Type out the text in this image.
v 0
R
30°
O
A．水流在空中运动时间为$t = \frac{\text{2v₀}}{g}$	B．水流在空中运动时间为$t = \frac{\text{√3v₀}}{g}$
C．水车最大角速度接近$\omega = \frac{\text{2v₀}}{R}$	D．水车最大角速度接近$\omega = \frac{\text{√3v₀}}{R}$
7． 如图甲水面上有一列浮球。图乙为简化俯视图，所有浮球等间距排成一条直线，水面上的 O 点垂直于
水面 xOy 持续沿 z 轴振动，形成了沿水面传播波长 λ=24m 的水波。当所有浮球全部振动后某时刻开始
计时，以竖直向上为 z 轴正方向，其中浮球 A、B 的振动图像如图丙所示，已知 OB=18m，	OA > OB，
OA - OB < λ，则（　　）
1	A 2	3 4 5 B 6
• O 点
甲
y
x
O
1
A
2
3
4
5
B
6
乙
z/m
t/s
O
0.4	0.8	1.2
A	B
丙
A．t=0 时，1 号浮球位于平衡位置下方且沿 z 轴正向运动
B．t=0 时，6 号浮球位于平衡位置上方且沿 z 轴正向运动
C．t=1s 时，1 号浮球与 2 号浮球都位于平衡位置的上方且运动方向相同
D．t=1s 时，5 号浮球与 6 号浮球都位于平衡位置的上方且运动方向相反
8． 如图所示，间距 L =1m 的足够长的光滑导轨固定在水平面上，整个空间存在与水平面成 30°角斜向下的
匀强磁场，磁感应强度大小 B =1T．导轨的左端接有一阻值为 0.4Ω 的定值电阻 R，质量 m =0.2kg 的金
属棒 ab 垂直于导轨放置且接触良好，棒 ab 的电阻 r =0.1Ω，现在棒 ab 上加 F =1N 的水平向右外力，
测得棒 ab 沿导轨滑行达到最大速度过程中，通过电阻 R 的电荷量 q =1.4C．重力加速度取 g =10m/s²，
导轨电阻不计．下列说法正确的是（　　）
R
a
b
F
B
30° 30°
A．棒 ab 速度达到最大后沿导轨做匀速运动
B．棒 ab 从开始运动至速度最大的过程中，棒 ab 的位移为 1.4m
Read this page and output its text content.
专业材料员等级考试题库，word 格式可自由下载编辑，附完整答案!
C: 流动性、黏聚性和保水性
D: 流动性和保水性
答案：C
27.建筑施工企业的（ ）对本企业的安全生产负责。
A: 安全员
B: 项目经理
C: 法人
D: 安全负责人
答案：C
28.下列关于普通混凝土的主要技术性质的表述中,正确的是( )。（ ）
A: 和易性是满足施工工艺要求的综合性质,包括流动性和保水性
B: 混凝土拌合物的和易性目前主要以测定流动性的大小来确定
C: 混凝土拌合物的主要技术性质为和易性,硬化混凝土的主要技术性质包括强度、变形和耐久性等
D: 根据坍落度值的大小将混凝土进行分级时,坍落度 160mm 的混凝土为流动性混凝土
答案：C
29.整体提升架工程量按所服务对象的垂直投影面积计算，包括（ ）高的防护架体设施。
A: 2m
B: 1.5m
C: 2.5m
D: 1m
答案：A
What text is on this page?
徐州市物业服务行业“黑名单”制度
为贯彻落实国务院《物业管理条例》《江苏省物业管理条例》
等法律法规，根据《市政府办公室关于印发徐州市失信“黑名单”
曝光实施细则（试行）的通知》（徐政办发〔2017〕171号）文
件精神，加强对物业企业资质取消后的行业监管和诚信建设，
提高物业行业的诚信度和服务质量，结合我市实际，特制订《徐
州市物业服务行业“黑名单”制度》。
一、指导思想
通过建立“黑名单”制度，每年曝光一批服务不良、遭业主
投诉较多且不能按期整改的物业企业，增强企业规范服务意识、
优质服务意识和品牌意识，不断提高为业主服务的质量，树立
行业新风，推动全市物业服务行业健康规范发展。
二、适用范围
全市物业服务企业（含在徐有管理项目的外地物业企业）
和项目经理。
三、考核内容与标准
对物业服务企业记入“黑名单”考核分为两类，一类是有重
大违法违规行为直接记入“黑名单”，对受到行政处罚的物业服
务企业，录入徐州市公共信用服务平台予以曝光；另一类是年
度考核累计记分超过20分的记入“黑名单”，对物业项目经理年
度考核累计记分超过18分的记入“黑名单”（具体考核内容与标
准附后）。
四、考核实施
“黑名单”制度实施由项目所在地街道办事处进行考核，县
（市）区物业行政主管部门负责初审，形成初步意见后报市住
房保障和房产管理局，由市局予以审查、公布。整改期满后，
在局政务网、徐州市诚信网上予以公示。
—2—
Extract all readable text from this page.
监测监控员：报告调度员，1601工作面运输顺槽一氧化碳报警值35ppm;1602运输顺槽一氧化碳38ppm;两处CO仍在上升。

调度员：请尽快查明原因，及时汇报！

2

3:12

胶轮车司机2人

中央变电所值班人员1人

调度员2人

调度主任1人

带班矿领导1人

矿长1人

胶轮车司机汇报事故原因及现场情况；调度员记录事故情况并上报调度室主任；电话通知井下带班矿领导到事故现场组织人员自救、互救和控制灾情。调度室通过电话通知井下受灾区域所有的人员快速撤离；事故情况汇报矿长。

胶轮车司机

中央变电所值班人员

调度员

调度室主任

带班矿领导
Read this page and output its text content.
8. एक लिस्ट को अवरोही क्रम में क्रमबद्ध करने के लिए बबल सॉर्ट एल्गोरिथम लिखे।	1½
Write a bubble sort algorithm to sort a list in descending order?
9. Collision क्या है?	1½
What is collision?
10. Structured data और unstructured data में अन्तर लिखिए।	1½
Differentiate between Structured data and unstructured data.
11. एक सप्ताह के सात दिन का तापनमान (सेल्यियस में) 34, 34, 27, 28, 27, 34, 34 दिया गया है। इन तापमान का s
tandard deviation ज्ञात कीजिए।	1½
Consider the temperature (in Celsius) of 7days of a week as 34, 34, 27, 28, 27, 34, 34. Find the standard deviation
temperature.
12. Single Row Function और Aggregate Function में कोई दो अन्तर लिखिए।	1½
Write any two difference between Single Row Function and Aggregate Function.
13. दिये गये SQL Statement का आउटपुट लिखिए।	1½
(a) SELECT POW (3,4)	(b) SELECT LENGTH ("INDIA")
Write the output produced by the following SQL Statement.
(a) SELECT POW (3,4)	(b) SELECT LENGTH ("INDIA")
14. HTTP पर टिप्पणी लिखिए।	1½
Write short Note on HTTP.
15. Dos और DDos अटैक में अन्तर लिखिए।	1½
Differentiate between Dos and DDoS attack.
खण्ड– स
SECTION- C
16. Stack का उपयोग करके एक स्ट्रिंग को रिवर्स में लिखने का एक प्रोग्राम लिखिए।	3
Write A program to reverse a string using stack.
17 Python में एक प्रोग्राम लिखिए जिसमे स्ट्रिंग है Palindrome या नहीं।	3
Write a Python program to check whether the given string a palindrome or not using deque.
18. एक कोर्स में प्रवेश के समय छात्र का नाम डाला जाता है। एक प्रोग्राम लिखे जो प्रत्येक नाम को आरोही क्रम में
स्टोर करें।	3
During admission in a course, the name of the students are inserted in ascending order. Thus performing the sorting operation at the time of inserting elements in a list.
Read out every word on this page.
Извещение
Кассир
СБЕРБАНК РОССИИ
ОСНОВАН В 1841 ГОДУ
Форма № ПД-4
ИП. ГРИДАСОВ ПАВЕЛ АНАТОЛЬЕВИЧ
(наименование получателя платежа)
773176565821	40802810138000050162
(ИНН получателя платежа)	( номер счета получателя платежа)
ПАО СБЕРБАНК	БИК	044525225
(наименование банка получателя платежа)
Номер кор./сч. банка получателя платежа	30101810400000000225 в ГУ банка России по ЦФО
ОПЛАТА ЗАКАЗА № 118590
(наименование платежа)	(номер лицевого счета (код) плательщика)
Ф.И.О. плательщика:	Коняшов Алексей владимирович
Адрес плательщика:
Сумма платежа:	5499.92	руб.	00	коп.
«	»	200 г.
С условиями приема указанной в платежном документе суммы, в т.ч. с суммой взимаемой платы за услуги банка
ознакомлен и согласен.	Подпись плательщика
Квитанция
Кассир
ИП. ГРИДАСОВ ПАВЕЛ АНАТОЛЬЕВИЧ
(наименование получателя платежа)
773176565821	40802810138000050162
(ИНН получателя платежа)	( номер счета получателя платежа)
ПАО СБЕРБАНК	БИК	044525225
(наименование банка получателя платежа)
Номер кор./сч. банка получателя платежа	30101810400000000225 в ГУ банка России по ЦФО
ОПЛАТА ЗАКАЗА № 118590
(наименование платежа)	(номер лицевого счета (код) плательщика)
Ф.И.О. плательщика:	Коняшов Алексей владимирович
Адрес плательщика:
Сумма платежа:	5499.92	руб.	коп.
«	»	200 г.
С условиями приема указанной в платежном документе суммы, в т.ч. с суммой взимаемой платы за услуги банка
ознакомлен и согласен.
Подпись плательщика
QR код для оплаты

========================================================================

Each line in the entries above that includes the string "page" should be extracted.

**OUTPUT**
Read this page and output its text content.
What text is on this page?
Extract all readable text from this page.
Read this page and output its text content.
Read out every word on this page.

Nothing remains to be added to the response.